- _EXTRACT PROVIDED_
• • • • •

If the rx or rxGlobal operator encounters a regex error,
the RX_ERROR and RX_ERROR_RULE_ID variables are set.
RX_ERROR contains a simple error code which can be either
OTHER or MATCH_LIMIT. RX_ERROR_RULE_ID unsurprisingly
contains the ID of the rule associated with the error.
More than one rule may encounter regex errors,
but only the first error is reflected in these variables.

• • • • •

(Stored records)
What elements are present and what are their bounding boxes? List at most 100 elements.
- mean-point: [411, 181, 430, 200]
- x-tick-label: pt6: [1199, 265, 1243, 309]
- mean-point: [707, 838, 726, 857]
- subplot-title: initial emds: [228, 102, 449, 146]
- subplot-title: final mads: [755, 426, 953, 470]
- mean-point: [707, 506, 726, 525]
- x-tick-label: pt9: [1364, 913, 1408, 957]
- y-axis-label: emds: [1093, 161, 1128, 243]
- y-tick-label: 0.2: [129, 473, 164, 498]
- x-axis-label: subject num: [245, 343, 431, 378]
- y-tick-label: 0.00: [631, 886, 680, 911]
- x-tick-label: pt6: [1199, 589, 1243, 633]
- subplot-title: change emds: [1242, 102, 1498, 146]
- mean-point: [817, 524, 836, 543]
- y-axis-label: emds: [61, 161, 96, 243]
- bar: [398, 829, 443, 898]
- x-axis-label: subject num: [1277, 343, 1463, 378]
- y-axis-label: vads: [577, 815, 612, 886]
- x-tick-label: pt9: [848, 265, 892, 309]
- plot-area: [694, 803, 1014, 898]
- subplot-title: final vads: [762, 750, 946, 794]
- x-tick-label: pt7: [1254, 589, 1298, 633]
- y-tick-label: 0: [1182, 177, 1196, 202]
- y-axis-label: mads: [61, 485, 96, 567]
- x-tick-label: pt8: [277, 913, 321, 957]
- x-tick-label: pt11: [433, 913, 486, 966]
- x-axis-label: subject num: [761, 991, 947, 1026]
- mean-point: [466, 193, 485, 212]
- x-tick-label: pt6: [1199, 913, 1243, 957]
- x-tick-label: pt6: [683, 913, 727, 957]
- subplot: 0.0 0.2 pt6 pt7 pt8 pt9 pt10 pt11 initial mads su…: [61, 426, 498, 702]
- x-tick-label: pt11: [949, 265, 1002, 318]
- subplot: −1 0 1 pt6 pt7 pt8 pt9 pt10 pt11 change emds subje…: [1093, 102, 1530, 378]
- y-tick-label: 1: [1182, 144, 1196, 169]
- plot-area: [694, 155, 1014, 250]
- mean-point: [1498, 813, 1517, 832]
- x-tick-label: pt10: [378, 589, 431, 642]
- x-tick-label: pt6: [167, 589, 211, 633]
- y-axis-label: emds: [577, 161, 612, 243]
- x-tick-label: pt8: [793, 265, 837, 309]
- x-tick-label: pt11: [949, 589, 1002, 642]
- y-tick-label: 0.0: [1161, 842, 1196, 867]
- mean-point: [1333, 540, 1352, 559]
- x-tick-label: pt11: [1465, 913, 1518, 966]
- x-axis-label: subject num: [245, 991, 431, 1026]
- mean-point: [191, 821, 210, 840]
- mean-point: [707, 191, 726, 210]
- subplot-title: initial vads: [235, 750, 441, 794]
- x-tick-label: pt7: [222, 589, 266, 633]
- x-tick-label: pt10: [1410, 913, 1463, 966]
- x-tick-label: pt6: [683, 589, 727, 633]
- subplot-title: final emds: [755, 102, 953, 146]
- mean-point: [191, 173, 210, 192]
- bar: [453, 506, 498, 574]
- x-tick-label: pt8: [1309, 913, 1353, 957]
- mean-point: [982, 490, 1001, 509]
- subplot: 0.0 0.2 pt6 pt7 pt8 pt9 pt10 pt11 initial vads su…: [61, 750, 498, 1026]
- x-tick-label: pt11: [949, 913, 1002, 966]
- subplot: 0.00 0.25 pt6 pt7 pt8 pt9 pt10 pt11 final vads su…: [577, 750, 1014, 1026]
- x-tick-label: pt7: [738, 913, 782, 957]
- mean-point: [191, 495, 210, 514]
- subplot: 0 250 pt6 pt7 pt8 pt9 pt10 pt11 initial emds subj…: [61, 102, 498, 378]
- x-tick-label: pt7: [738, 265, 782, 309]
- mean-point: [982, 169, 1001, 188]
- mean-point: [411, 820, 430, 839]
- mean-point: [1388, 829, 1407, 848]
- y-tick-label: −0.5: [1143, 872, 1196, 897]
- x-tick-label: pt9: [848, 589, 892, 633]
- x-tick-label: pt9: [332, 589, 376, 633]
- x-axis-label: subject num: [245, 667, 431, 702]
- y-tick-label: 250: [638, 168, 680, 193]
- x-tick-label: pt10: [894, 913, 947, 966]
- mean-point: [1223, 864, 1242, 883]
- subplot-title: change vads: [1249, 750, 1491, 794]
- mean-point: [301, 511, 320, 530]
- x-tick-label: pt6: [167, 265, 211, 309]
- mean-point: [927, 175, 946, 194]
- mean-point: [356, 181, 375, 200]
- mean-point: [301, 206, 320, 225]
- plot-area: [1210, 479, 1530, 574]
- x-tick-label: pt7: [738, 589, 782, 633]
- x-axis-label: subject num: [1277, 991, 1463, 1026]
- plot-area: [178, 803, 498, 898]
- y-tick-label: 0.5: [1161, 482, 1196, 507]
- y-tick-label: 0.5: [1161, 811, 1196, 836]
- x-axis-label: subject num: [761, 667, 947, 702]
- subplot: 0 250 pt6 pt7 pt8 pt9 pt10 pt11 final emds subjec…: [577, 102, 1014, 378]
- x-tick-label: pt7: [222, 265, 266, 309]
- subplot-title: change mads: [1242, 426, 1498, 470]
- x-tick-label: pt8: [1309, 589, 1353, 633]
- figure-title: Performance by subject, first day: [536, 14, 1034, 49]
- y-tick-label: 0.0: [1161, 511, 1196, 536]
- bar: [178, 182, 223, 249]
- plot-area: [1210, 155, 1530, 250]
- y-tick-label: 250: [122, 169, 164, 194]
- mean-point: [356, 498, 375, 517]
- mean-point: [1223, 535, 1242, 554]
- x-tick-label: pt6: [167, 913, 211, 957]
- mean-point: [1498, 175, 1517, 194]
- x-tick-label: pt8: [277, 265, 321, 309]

• • • • •

- _THE PROBLEM_
Render this sentence from the extract on regex error variables into Spanish: "More than one rule may encounter regex errors, but only the first error is reflected in these variables." The data has no connection to the extract on regex error variables.

- _ANSWER BELOW_
Más de una regla puede encontrar errores de regex, pero solo el primer error se refleja en estas variables.